_Set task_: Write out every line below that includes the word "label".

_Data for the task_:

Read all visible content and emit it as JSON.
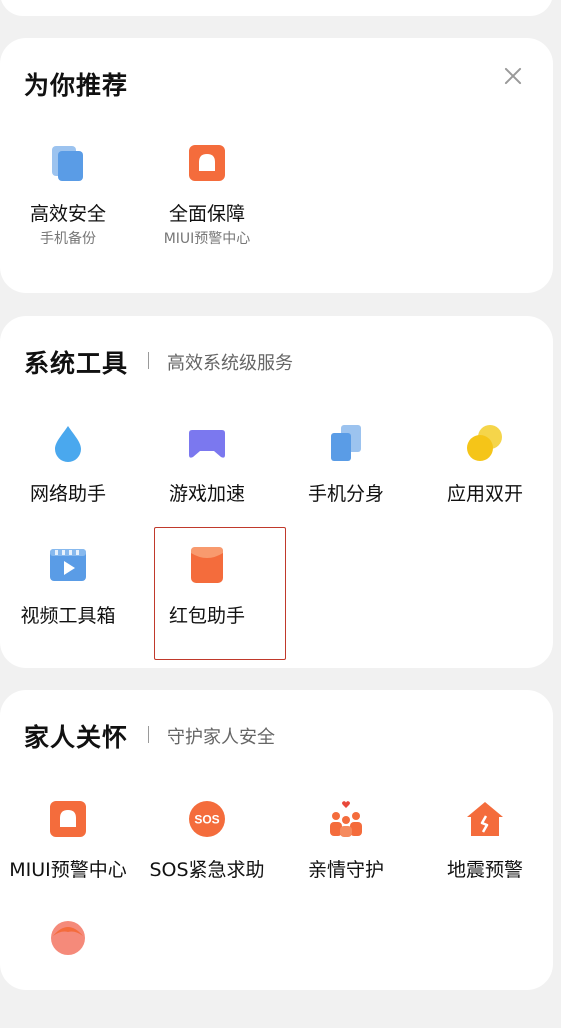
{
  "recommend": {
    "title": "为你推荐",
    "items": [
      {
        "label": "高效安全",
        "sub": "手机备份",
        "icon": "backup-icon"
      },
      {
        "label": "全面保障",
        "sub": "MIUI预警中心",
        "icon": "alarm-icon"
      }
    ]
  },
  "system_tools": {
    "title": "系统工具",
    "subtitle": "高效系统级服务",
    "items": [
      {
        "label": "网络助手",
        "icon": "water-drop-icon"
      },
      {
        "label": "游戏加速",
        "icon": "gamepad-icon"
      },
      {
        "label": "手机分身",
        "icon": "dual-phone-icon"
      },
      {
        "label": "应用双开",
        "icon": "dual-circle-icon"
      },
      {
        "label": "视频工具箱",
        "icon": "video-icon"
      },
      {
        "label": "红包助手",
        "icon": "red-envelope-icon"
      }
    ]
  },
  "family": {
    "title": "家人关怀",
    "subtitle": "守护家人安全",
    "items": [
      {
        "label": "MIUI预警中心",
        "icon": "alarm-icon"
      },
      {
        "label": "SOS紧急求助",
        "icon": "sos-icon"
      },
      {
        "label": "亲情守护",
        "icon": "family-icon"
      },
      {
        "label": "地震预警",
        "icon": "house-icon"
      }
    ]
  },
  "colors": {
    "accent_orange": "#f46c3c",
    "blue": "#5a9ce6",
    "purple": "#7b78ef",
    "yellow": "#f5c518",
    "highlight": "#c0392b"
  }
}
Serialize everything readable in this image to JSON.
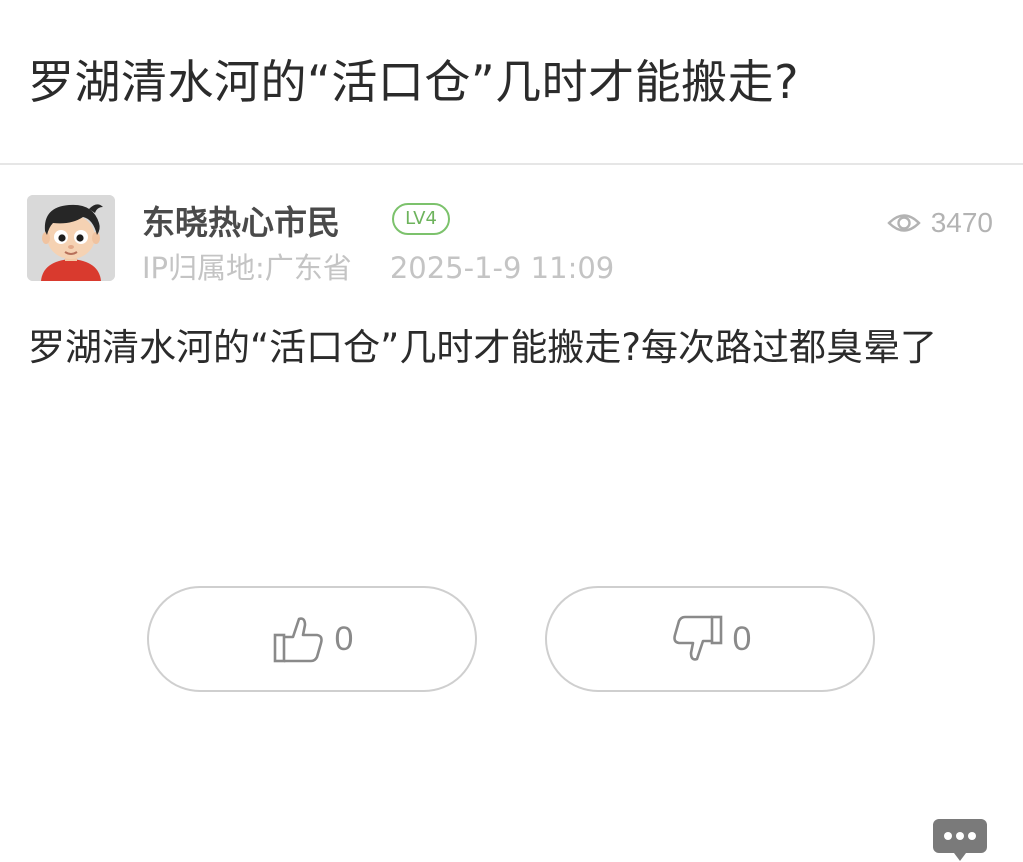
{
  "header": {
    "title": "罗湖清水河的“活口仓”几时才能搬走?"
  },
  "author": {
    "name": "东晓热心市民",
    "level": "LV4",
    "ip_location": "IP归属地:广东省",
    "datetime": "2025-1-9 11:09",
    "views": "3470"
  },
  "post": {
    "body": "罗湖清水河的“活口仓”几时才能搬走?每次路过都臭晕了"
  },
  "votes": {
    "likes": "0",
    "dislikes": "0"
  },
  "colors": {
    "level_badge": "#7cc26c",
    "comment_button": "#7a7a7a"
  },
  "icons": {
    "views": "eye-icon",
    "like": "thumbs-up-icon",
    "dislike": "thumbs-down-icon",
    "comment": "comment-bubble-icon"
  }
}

_Response for this exercise_:
        "label": "高效安全",
        "label": "全面保障",
        "label": "网络助手",
        "label": "游戏加速",
        "label": "手机分身",
        "label": "应用双开",
        "label": "视频工具箱",
        "label": "红包助手",
        "label": "MIUI预警中心",
        "label": "SOS紧急求助",
        "label": "亲情守护",
        "label": "地震预警",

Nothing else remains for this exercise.